--- start Dataset extract ---
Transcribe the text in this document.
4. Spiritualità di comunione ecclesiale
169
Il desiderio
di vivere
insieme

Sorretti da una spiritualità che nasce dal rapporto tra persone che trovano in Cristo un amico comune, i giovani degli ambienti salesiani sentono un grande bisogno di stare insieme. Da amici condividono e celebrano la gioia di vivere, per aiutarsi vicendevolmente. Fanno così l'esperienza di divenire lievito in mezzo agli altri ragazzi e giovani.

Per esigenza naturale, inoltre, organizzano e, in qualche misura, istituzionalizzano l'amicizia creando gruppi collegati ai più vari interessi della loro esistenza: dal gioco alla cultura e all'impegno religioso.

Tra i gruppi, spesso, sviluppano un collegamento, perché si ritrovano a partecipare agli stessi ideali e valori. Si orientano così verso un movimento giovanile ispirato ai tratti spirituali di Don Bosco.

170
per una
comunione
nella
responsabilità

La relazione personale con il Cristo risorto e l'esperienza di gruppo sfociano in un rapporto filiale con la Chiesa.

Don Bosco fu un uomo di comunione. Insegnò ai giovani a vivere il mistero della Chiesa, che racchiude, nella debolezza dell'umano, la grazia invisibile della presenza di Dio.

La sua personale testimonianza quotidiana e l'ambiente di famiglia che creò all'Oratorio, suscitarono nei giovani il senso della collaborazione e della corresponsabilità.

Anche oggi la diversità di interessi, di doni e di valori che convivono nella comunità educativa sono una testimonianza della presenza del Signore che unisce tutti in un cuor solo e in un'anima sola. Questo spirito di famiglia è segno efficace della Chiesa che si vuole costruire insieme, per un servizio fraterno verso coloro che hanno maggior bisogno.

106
--- end Dataset extract ---
● Instructions to follow
Reproduce the complete set of lines precisely as supplied.

● Exercise answer
Transcribe the text in this document.
4. Spiritualità di comunione ecclesiale
169
Il desiderio
di vivere
insieme

Sorretti da una spiritualità che nasce dal rapporto tra persone che trovano in Cristo un amico comune, i giovani degli ambienti salesiani sentono un grande bisogno di stare insieme. Da amici condividono e celebrano la gioia di vivere, per aiutarsi vicendevolmente. Fanno così l'esperienza di divenire lievito in mezzo agli altri ragazzi e giovani.

Per esigenza naturale, inoltre, organizzano e, in qualche misura, istituzionalizzano l'amicizia creando gruppi collegati ai più vari interessi della loro esistenza: dal gioco alla cultura e all'impegno religioso.

Tra i gruppi, spesso, sviluppano un collegamento, perché si ritrovano a partecipare agli stessi ideali e valori. Si orientano così verso un movimento giovanile ispirato ai tratti spirituali di Don Bosco.

170
per una
comunione
nella
responsabilità

La relazione personale con il Cristo risorto e l'esperienza di gruppo sfociano in un rapporto filiale con la Chiesa.

Don Bosco fu un uomo di comunione. Insegnò ai giovani a vivere il mistero della Chiesa, che racchiude, nella debolezza dell'umano, la grazia invisibile della presenza di Dio.

La sua personale testimonianza quotidiana e l'ambiente di famiglia che creò all'Oratorio, suscitarono nei giovani il senso della collaborazione e della corresponsabilità.

Anche oggi la diversità di interessi, di doni e di valori che convivono nella comunità educativa sono una testimonianza della presenza del Signore che unisce tutti in un cuor solo e in un'anima sola. Questo spirito di famiglia è segno efficace della Chiesa che si vuole costruire insieme, per un servizio fraterno verso coloro che hanno maggior bisogno.

106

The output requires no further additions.